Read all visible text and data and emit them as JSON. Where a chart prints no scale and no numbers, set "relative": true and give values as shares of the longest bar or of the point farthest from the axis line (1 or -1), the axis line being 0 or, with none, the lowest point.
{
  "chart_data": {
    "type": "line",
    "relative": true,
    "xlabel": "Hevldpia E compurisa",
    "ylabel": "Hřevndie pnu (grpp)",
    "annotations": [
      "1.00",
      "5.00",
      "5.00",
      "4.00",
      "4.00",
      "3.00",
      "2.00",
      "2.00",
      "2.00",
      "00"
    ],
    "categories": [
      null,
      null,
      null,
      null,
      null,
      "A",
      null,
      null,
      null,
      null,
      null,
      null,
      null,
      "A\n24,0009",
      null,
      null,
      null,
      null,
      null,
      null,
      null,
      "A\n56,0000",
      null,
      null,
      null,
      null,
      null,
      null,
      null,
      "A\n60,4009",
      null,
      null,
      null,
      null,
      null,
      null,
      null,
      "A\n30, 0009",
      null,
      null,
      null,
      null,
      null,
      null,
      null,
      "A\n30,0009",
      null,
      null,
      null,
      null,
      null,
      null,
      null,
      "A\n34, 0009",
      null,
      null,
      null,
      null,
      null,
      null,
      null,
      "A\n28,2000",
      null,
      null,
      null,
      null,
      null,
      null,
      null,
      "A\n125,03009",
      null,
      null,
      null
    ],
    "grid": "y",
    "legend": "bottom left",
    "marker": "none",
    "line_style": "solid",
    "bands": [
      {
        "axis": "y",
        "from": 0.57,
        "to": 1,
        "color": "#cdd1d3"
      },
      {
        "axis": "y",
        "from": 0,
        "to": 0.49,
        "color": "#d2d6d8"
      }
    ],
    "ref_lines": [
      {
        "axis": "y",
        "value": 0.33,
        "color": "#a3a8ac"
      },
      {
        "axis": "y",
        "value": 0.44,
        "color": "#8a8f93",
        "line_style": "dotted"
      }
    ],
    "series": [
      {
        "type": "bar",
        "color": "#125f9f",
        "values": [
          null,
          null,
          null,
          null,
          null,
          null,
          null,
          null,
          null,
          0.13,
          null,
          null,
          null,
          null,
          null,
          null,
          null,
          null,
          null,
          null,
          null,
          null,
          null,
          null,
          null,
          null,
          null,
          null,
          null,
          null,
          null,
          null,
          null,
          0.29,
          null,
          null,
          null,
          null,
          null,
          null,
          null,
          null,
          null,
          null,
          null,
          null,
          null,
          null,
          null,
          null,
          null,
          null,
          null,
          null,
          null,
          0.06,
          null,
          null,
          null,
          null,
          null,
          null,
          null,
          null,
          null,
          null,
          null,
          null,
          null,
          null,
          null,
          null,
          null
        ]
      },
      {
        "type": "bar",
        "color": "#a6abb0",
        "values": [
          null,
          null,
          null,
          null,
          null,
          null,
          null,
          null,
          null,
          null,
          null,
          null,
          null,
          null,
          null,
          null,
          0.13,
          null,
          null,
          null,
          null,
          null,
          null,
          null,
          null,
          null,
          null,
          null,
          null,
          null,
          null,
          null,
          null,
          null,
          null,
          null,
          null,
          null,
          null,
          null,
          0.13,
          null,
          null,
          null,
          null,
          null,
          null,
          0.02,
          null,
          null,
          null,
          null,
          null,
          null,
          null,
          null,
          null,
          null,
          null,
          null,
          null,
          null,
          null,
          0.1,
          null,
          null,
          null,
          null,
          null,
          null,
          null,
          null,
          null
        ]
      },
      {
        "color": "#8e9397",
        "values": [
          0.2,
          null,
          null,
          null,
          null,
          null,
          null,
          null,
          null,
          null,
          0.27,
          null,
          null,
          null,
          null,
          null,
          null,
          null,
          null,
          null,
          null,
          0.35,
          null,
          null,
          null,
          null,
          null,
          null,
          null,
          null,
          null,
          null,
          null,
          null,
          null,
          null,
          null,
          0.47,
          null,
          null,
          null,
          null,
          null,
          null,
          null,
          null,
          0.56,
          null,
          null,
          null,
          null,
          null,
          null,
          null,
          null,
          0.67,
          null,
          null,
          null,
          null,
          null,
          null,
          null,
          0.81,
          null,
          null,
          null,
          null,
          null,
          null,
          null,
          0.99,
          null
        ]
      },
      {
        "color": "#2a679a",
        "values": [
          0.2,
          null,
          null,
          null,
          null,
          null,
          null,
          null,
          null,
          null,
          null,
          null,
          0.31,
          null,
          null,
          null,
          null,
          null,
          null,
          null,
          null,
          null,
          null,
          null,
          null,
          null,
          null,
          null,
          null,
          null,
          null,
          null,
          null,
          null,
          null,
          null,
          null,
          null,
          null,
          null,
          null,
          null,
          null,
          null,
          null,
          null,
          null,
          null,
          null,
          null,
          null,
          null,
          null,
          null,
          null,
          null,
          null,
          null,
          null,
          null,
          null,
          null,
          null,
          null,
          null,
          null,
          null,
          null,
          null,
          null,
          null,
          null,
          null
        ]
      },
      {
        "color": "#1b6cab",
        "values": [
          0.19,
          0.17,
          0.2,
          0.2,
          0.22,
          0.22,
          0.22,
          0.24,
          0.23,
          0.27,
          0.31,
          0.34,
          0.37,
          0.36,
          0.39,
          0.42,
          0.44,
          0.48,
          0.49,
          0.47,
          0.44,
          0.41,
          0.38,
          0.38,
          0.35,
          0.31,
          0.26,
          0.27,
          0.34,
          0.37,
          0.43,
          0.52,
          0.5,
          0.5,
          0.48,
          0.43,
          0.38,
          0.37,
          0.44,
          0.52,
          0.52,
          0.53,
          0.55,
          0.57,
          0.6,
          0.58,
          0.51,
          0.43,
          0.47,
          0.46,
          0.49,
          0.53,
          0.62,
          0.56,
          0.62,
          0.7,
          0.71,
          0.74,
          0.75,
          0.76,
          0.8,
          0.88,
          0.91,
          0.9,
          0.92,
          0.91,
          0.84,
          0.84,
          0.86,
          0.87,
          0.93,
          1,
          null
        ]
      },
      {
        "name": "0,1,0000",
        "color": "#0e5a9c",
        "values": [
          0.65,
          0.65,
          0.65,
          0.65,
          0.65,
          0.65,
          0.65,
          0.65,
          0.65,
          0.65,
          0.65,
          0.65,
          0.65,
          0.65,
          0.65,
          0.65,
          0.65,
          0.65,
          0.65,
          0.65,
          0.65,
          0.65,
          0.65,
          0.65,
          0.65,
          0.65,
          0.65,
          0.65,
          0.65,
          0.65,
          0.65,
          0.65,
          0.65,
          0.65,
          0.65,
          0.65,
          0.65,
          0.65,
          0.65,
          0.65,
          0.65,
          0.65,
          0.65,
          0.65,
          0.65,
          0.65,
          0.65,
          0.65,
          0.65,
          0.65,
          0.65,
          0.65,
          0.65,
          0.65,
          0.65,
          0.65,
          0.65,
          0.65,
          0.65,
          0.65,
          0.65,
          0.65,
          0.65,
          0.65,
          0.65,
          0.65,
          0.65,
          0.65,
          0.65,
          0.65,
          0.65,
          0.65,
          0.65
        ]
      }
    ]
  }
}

SHORT TASK -
Find the lines above that include the string "true" and copy them.

RESULT OF THE EXERCISE -
Read all visible text and data and emit them as JSON. Where a chart prints no scale and no numbers, set "relative": true and give values as shares of the longest bar or of the point farthest from the axis line (1 or -1), the axis line being 0 or, with none, the lowest point.
    "relative": true,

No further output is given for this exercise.